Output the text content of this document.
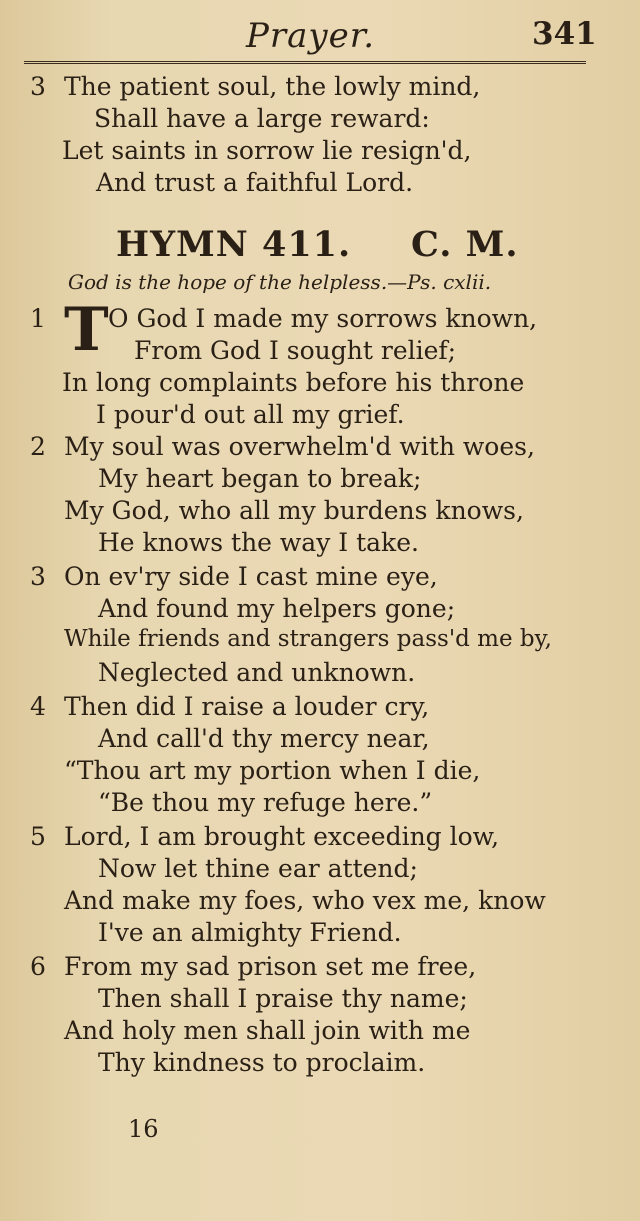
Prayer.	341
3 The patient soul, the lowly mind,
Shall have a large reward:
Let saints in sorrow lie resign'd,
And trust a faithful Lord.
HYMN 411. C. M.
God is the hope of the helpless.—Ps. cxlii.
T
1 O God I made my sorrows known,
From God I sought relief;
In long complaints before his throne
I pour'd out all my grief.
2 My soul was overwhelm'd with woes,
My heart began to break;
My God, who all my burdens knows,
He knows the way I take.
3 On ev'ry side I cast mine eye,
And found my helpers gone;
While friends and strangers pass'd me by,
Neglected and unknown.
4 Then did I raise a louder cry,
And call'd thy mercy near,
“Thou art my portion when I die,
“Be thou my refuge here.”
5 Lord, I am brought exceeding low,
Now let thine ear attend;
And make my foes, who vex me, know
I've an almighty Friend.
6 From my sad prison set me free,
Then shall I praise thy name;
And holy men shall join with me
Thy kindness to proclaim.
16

**YOUR INSTRUCTIONS:**
Write the full listing out again with every line unchanged, but include no pictures.

**TASK SOLUTION:**
Output the text content of this document.
Prayer.	341
3 The patient soul, the lowly mind,
Shall have a large reward:
Let saints in sorrow lie resign'd,
And trust a faithful Lord.
HYMN 411. C. M.
God is the hope of the helpless.—Ps. cxlii.
T
1 O God I made my sorrows known,
From God I sought relief;
In long complaints before his throne
I pour'd out all my grief.
2 My soul was overwhelm'd with woes,
My heart began to break;
My God, who all my burdens knows,
He knows the way I take.
3 On ev'ry side I cast mine eye,
And found my helpers gone;
While friends and strangers pass'd me by,
Neglected and unknown.
4 Then did I raise a louder cry,
And call'd thy mercy near,
“Thou art my portion when I die,
“Be thou my refuge here.”
5 Lord, I am brought exceeding low,
Now let thine ear attend;
And make my foes, who vex me, know
I've an almighty Friend.
6 From my sad prison set me free,
Then shall I praise thy name;
And holy men shall join with me
Thy kindness to proclaim.
16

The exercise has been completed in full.